6:56 where ahve you been? The Legislature has been placing more of the burdens on locals for over a decade now.

The hypocrisy comes into play when they continue to do this - then also criticize how much the locals collect, and restrict how much they can collect.

It's like a little league coach saying that you don't get to play if you don't catch 20 pop-flys - oh, and byt he way, I'm taking away your glove.

The GOP ran on a platform of "the best government is government closesta to the people" - while shifting the burden satisfies that, taking away the resources is hypocritical.

Omega:
I thought you were a little more level headed than that.
What's with the anti-teacher, anti-public education, anti-union rant?
Yes, we do have some bottom feeders in each system, yet I would estimate 90% of all teachers do a very good job given the very challenging circumstances they've been dealt.
Would you actually like to go into an innner city school and try your hand with the gangstas and thugs for a year?
Or maybe one of the nicer suburban schools with "rich brats" whose mommies and daddies think they can do no wrong and just want to fight and argue so junior can be given a pass and receive something they didn't earn?
Add to that, most parents don't care and see schools as surrogate baby sitters, many incompetent and abusive administrators who are ill trained for their positions, school board members completely out of touch with reality, state politicians who could care less and federal idiots like W and his bro Jeb who would rather privitize public schools by attacking them with cr*p like NCLB.
┄┄┄┄┄┄┄┄┄┄┄┄┄┄┄┄┄┄┄┄
Actions to take:
1. Translate this sentence from the comments on public schools into Spanish: "I thought you were a little more level headed than that."
2. In the comments on public schools, what share of all teachers does the writer estimate do a very good job?

Raw data:
┄┄┄┄┄┄┄┄┄┄┄┄┄┄┄┄┄┄┄┄
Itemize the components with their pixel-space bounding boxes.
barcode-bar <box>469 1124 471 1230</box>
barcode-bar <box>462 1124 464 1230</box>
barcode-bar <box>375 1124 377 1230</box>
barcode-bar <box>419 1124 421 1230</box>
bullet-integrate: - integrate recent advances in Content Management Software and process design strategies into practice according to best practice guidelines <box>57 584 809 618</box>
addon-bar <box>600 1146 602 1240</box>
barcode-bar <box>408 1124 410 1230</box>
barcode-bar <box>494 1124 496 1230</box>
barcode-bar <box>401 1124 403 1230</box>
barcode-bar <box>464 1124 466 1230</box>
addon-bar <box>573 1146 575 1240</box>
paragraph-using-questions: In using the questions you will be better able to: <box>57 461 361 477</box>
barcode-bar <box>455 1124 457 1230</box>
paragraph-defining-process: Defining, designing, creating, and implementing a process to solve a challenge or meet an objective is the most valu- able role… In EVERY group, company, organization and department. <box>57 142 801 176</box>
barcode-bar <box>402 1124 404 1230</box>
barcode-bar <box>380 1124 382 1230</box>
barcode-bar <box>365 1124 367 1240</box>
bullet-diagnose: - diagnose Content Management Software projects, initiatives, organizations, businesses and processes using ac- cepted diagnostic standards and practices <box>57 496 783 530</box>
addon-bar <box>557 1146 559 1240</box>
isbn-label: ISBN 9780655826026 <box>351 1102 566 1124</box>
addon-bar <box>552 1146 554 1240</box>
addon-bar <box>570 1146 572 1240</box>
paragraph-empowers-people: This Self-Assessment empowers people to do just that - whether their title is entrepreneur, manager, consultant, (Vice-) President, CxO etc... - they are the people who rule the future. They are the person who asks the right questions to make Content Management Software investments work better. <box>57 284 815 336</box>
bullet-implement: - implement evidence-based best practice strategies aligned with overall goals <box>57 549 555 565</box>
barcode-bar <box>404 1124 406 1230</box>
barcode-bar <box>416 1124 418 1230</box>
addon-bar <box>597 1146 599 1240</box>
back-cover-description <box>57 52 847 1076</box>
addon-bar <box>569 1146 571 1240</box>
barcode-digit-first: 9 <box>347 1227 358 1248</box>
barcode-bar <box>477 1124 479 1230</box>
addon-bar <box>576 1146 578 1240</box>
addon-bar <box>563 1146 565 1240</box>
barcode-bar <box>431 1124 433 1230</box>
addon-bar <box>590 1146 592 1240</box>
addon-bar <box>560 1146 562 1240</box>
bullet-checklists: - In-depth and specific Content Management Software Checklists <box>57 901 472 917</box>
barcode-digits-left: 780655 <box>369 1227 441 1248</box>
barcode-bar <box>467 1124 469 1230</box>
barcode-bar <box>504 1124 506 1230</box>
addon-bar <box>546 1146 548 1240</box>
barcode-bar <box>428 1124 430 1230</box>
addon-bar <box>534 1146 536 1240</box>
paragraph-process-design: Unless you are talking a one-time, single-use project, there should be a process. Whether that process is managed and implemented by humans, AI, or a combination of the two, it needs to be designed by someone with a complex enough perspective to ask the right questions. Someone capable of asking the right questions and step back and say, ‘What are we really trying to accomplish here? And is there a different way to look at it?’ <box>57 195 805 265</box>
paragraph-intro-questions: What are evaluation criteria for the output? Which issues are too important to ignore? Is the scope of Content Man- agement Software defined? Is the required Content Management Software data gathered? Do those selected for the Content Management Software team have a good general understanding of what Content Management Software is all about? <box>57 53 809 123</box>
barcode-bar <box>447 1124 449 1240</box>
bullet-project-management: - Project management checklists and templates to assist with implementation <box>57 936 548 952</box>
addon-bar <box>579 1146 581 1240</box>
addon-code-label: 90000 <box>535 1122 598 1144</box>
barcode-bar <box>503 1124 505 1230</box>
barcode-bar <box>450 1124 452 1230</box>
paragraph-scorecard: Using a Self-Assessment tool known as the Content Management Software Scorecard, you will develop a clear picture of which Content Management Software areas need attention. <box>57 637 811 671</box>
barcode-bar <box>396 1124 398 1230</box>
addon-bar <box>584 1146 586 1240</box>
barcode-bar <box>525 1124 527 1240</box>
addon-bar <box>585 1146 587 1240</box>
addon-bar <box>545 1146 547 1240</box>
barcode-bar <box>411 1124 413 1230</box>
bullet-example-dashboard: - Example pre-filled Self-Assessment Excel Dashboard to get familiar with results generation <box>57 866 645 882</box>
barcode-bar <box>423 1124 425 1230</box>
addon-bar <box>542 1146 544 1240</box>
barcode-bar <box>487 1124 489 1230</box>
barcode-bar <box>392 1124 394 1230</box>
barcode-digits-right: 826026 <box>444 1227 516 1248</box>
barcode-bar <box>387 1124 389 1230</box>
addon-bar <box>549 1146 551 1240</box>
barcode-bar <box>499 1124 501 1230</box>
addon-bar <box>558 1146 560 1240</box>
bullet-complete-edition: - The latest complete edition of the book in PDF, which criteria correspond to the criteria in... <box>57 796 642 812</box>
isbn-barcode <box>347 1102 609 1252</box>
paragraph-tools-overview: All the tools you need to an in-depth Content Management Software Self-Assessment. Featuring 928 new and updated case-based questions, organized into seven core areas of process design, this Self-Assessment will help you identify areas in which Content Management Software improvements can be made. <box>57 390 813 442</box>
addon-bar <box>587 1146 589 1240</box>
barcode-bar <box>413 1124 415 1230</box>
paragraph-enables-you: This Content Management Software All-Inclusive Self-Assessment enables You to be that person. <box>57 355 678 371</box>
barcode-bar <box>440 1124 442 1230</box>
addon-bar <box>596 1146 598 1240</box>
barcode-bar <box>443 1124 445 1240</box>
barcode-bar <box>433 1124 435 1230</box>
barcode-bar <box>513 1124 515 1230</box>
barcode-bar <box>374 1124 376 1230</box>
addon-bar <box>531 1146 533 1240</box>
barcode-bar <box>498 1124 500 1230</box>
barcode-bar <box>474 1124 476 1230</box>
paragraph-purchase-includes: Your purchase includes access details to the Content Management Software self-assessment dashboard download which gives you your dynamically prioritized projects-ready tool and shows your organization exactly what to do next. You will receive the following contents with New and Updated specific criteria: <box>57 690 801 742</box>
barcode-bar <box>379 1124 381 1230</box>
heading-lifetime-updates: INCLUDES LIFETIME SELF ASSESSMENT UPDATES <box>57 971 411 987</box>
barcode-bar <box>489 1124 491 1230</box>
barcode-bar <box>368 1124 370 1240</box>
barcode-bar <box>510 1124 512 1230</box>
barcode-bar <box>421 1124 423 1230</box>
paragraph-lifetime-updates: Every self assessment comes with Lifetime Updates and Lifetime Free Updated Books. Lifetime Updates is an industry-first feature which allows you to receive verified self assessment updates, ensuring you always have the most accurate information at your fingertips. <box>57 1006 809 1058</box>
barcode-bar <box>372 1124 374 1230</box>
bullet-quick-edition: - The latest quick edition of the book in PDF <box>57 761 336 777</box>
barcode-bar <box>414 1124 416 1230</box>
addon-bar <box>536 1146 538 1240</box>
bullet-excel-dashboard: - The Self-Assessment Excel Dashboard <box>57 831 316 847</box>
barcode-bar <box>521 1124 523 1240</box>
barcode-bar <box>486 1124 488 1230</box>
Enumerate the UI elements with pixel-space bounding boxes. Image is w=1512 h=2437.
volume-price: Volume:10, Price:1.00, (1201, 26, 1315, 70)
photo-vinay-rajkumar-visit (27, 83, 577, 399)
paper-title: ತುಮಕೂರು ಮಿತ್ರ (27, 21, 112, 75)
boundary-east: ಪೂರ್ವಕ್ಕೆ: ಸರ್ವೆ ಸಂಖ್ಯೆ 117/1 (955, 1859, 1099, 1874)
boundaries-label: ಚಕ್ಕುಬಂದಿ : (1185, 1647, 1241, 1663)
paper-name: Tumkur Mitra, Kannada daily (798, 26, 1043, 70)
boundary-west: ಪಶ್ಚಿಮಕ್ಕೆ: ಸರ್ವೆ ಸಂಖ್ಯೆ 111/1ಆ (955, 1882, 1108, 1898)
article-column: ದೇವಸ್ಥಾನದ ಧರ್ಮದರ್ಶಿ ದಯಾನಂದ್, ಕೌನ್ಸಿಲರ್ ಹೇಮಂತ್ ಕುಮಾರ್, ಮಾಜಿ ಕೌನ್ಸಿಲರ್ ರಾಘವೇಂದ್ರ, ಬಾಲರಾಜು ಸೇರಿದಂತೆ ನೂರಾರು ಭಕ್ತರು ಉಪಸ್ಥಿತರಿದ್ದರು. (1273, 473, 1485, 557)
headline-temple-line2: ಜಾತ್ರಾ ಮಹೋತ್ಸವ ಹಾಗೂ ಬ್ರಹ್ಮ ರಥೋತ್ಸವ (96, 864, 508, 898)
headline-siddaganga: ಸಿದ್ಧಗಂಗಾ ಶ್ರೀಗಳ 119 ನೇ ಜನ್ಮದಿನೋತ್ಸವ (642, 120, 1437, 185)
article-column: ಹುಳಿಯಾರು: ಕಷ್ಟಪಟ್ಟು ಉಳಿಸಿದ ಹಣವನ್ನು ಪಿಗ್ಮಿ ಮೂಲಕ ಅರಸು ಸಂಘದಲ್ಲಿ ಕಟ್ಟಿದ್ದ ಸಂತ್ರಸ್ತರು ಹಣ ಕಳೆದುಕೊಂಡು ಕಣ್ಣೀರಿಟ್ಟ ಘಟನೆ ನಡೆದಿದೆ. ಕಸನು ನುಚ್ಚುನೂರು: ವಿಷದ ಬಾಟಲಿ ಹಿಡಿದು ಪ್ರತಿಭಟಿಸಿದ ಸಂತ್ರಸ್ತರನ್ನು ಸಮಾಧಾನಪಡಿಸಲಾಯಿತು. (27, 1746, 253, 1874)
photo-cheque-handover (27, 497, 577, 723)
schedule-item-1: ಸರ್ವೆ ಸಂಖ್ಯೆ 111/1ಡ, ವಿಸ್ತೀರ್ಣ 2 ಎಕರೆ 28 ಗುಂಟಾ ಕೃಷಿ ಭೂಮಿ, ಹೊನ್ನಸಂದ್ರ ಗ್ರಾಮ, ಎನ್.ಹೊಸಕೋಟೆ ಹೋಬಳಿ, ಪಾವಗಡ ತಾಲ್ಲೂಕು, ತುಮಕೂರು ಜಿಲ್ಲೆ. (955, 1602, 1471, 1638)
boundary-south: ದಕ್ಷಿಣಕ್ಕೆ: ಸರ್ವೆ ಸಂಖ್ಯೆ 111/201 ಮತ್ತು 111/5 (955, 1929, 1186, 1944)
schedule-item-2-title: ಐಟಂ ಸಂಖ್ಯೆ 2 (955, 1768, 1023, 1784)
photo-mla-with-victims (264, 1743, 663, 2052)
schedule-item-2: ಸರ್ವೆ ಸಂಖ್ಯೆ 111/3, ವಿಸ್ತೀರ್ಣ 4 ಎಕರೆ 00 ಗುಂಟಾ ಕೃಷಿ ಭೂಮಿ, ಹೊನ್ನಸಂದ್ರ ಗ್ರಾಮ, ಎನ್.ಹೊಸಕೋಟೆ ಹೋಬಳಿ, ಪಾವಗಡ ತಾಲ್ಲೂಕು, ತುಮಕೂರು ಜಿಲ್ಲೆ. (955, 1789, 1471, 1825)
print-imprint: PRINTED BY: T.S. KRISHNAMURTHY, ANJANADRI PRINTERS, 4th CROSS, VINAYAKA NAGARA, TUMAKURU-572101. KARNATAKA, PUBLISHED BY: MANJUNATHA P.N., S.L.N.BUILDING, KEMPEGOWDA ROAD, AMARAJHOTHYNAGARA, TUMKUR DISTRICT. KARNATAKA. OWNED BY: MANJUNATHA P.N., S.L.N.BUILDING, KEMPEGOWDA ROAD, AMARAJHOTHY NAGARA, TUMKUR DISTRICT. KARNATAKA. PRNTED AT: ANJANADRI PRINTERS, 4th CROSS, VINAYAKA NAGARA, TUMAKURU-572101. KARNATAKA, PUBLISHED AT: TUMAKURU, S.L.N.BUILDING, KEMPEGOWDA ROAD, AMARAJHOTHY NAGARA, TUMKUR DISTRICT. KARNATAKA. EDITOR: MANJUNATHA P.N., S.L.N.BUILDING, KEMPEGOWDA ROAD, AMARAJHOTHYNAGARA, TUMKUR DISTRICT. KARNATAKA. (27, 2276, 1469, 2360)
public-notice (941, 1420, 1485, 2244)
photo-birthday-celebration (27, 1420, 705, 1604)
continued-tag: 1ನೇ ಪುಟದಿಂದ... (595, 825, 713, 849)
┄┄┄┄┄┄┄┄┄┄┄┄┄┄┄┄┄┄┄┄
Answers by item number:
1. Pensaba que eras un poco más sensato que eso.

2. About 90%.